§ TEXTO SELECIONADO:
De fato, esses dois grupos tentaram fazer uma fusão em 2016, mas isso foi impedido pelo Conselho Administrativo de Defesa Econômica (CADE). Inquestionavelmente, o que se observa é uma oligopolização do setor de educação privada com todas as implicações arriscadas a ela associadas.
Observando os nichos de mercado dentro do setor de IES, o maior investimento é em programas de baixo custo que não requerem laboratórios ou professores altamente remunerados, como nas Ciências Sociais, Administração e Direito. Esses programas absorvem 38% do total de matrículas no país, sendo o setor privado responsável por 86,8% dessa participação.
A maioria desses programas é oferecida à noite e tem como grupo-alvo uma proporção considerável da população acima da idade escolar esperada (estudantes não tradicionais). Além disso, em relação aos programas de graduação online, a hegemonia do setor privado é notável, com cerca de 91% das matrículas. Aqui, novamente, a maior concentração de admissões é na área de Ciências Sociais, Administração e Direito (44%), seguida por Educação (38%).
Ao olhar para os programas de pós-graduação, a situação é completamente inversa por causa dos custos envolvidos com laboratórios, bibliotecas e salários acadêmicos. Neste nível, a participação do setor privado atinge apenas 19% das matrículas. De fato, o sistema de pós-graduação brasileiro, essencialmente público, coloca o país no centro das atenções tanto no contexto latino-americano quanto no global, com o país ocupando a 14ª posição em termos de produção científica.

§ MATERIAL FORNECIDO:
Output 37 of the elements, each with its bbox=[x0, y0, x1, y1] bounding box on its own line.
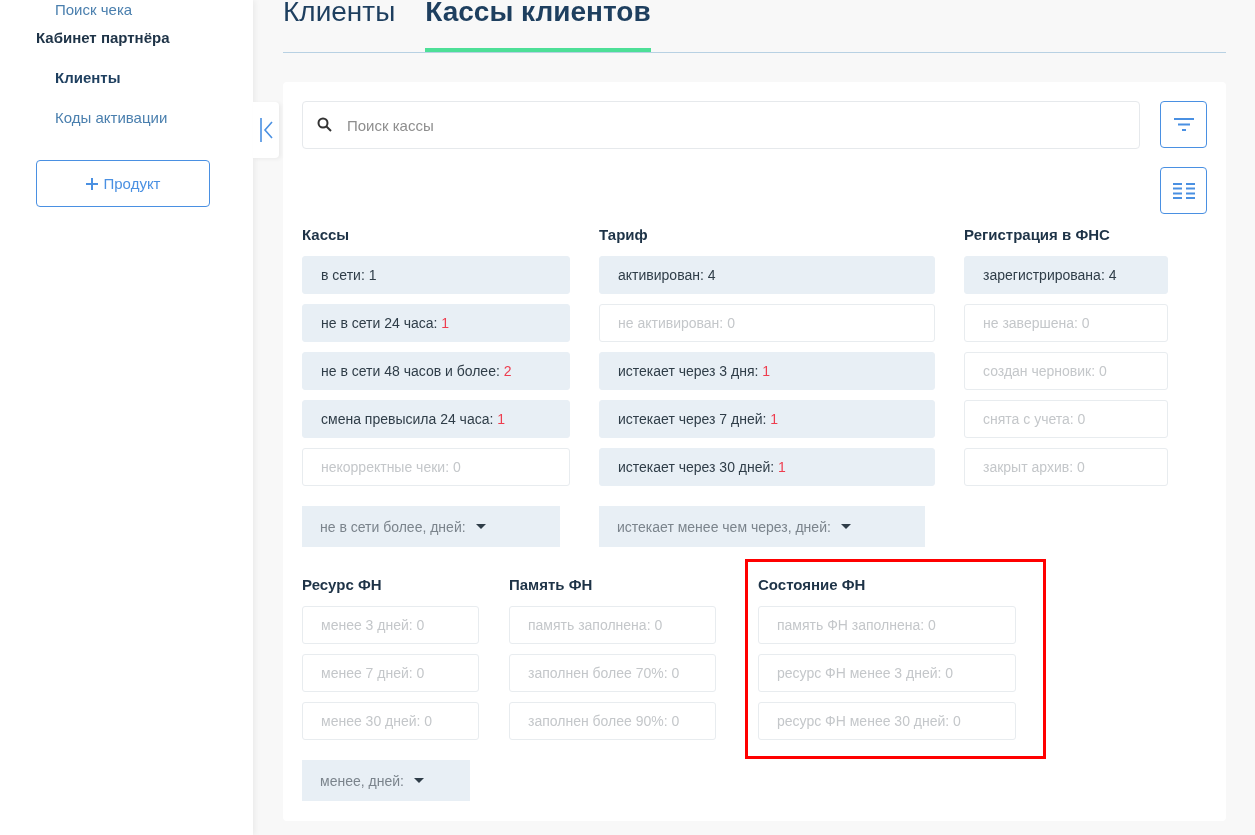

§ EXERCÍCIOS:
A. Com base no texto sobre o ensino superior privado no Brasil, responda:
(i) Qual órgão impediu a fusão que os dois grupos tentaram fazer em 2016?
(ii) Qual é a participação aproximada do setor privado nas matrículas dos programas de graduação online?
(iii) Que posição o país ocupa em termos de produção científica?
B. Prossiga com o texto sobre o ensino superior privado no Brasil a partir do ponto em que ele termina.
A listagem é material à parte e independente do texto.

§ RESPOSTAS:
A.
(i) O Conselho Administrativo de Defesa Econômica (CADE).
(ii) Cerca de 91% das matrículas.
(iii) A 14ª posição.

B.
Implicações para a qualidade das admissões
Enquanto o setor privado responde por 76% de todas as matrículas, o percentual de acadêmicos em instituições privadas é de apenas 57% do total instrucional, o que aponta para uma provável precariedade das condições de trabalho. Além disso, enquanto no setor público 56,5% do pessoal acadêmico tem doutorado e 29,6% mestrado, no setor privado esses percentuais são 20,7% e 48,1%, respectivamente.
Em termos de política de contratação, estima-se que no setor público 84% dos acadêmicos são contratados em tempo integral, enquanto no setor privado o percentual é 37%. Como resultado, uma avaliação da qualidade das IES apresenta grandes contrastes. As notas variam de 1 a 5, sendo 3 o mínimo aceitável, e, enquanto nas instituições públicas 32,8% tem nota mínima de 4, essa porcentagem é de 15,5% entre as instituições privadas. Considerando apenas universidades, as porcentagens são 59% e 20%, respectivamente.
Além dos elementos já apresentados – especialmente a alta concentração de matrículas em certos programas –, esses indicadores revelam que obter um diploma geralmente torna-se um fim em si mesmo.
Ou seja, é provável que os estudantes procurem qualquer diploma, independentemente da qualidade do treinamento, considerando que a sua escolha de programa é frequentemente determinada pela facilidade de acesso ou pela falta de opções alternativas. Além disso, eles também revelam que a expansão das matrículas no setor privado não implica democratização de acesso, uma vez que as opções disponíveis são bastante restritas.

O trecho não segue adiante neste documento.